◆ Stated exercise
Pictures do not belong in the copy; quote every entry below exactly.

◆ Data records
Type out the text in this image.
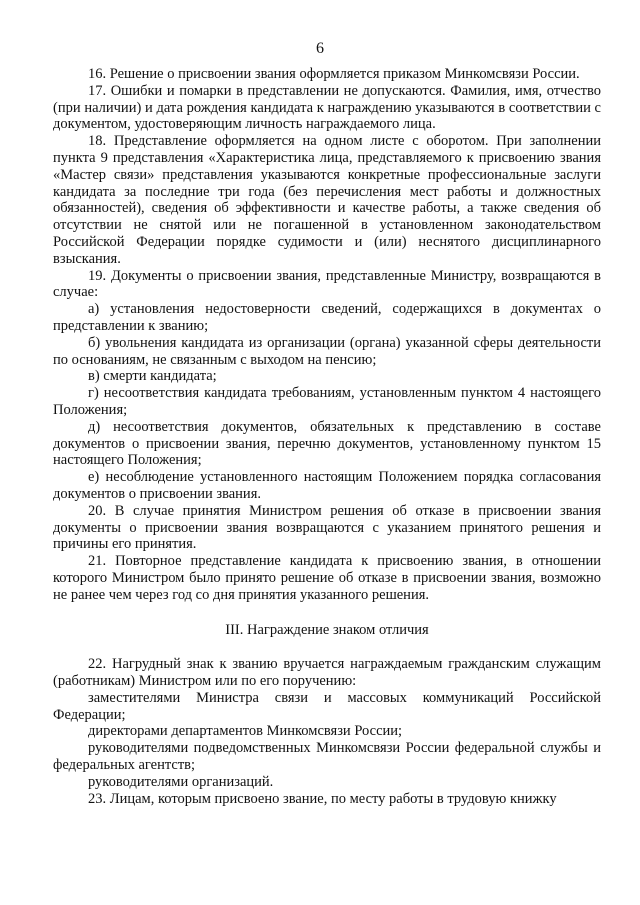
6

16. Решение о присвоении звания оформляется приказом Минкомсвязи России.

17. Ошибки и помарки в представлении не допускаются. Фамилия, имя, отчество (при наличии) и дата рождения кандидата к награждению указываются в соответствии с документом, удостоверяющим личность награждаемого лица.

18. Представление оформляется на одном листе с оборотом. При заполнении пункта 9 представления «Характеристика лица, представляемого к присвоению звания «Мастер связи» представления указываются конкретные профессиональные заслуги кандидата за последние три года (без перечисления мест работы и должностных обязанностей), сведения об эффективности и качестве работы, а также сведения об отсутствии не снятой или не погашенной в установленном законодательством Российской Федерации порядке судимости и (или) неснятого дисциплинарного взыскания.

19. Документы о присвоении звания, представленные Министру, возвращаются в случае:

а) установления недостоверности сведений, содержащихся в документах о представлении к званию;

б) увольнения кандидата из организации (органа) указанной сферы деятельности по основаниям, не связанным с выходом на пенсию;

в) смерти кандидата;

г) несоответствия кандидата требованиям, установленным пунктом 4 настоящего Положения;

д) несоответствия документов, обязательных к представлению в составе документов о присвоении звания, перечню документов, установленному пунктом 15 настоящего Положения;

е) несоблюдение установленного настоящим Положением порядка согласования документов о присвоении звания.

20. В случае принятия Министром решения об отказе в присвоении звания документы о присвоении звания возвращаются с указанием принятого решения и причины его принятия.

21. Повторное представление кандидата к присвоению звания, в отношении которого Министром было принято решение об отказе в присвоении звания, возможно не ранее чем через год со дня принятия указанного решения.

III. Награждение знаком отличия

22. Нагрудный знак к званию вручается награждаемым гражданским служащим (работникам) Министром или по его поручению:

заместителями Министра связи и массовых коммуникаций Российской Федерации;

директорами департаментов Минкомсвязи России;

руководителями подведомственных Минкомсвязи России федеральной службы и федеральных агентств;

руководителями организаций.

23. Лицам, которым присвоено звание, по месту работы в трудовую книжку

◆ Finished answer
Type out the text in this image.
6

16. Решение о присвоении звания оформляется приказом Минкомсвязи России.

17. Ошибки и помарки в представлении не допускаются. Фамилия, имя, отчество (при наличии) и дата рождения кандидата к награждению указываются в соответствии с документом, удостоверяющим личность награждаемого лица.

18. Представление оформляется на одном листе с оборотом. При заполнении пункта 9 представления «Характеристика лица, представляемого к присвоению звания «Мастер связи» представления указываются конкретные профессиональные заслуги кандидата за последние три года (без перечисления мест работы и должностных обязанностей), сведения об эффективности и качестве работы, а также сведения об отсутствии не снятой или не погашенной в установленном законодательством Российской Федерации порядке судимости и (или) неснятого дисциплинарного взыскания.

19. Документы о присвоении звания, представленные Министру, возвращаются в случае:

а) установления недостоверности сведений, содержащихся в документах о представлении к званию;

б) увольнения кандидата из организации (органа) указанной сферы деятельности по основаниям, не связанным с выходом на пенсию;

в) смерти кандидата;

г) несоответствия кандидата требованиям, установленным пунктом 4 настоящего Положения;

д) несоответствия документов, обязательных к представлению в составе документов о присвоении звания, перечню документов, установленному пунктом 15 настоящего Положения;

е) несоблюдение установленного настоящим Положением порядка согласования документов о присвоении звания.

20. В случае принятия Министром решения об отказе в присвоении звания документы о присвоении звания возвращаются с указанием принятого решения и причины его принятия.

21. Повторное представление кандидата к присвоению звания, в отношении которого Министром было принято решение об отказе в присвоении звания, возможно не ранее чем через год со дня принятия указанного решения.

III. Награждение знаком отличия

22. Нагрудный знак к званию вручается награждаемым гражданским служащим (работникам) Министром или по его поручению:

заместителями Министра связи и массовых коммуникаций Российской Федерации;

директорами департаментов Минкомсвязи России;

руководителями подведомственных Минкомсвязи России федеральной службы и федеральных агентств;

руководителями организаций.

23. Лицам, которым присвоено звание, по месту работы в трудовую книжку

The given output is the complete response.